=== Section Start ===

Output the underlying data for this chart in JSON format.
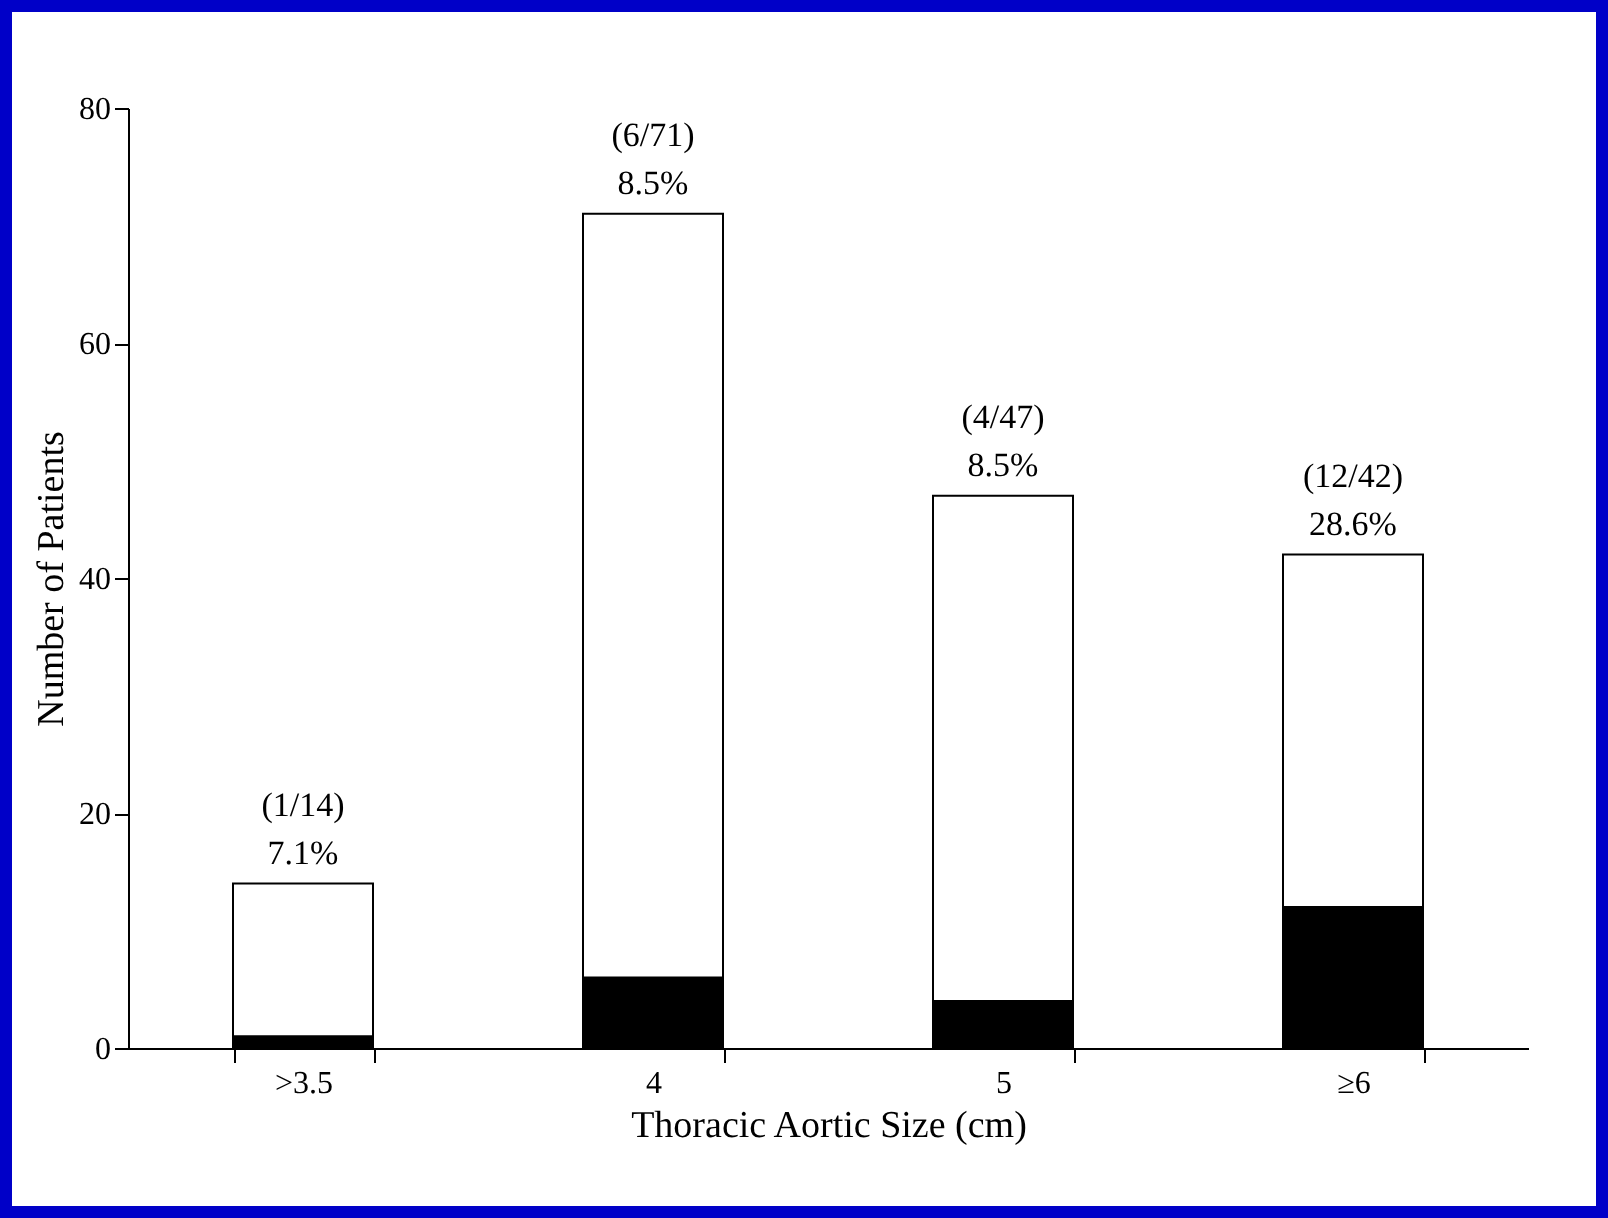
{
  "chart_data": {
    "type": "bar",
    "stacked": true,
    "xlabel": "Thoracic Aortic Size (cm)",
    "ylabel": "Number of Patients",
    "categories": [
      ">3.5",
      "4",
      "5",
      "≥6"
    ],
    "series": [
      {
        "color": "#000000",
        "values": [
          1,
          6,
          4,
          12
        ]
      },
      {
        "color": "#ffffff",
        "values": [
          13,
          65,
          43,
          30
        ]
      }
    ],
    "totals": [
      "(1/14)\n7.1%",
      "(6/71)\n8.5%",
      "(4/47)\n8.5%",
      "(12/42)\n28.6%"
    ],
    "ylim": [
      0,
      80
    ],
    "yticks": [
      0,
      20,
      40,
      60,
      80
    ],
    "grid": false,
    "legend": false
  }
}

=== Section End ===
=== Section Start ===

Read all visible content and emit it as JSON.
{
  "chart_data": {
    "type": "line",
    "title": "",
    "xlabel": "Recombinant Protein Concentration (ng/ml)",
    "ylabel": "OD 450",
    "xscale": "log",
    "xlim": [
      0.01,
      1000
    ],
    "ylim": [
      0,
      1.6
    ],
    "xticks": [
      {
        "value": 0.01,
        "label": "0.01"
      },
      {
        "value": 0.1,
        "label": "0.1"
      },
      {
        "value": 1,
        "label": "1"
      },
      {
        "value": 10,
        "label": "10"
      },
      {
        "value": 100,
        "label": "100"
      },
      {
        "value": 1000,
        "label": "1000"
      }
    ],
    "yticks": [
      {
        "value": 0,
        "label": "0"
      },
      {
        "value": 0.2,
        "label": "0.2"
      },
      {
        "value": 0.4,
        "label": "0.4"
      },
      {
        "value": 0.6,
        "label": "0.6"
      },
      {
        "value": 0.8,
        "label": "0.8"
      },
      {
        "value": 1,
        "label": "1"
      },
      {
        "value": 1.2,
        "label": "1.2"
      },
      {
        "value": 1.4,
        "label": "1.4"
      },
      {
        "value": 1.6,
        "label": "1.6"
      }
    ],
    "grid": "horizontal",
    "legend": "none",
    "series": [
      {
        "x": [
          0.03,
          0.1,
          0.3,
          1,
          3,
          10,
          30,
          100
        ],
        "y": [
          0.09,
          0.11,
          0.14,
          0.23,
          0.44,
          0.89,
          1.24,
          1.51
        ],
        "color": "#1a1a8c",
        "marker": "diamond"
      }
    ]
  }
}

=== Section End ===
=== Section Start ===

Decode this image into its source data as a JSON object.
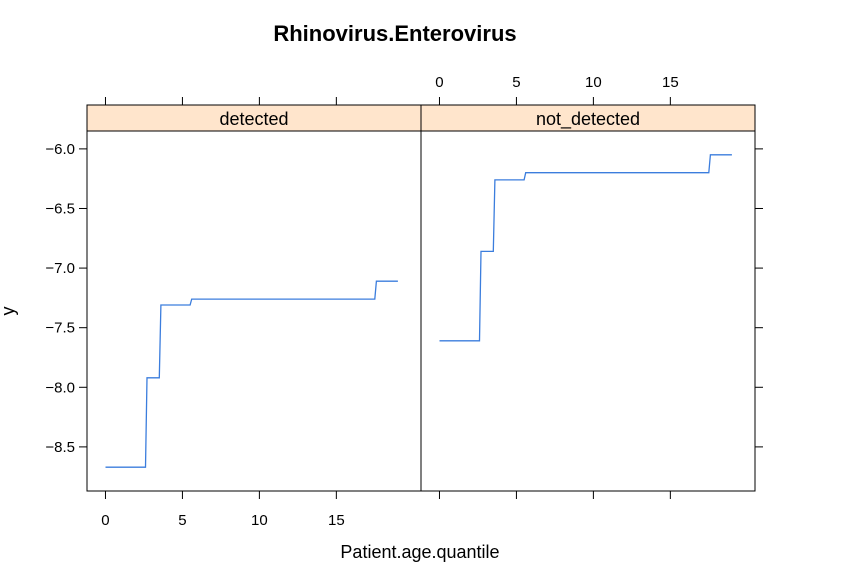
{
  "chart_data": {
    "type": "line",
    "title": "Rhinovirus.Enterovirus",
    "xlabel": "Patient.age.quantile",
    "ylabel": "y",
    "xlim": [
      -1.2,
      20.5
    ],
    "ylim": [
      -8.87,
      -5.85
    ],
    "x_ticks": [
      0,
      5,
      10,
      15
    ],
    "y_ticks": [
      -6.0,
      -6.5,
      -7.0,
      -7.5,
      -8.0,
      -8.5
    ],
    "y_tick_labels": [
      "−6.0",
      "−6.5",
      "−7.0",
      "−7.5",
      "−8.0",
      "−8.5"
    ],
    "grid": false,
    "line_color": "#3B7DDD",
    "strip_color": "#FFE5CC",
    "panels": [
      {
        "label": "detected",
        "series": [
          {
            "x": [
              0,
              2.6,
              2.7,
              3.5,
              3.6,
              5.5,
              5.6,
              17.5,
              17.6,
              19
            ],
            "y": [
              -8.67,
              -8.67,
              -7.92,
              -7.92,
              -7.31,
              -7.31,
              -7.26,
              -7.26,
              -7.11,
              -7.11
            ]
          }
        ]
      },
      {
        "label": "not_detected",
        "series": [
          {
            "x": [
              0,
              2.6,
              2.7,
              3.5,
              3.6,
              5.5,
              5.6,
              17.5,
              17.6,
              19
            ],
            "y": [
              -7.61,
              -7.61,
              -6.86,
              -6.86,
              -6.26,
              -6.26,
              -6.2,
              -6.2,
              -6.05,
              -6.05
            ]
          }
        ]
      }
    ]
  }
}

=== Section End ===

What to do:
Whenever a line in the material contains the word "title", copy that line.

Completed exercise:
    "title": "",
    "title": "Rhinovirus.Enterovirus",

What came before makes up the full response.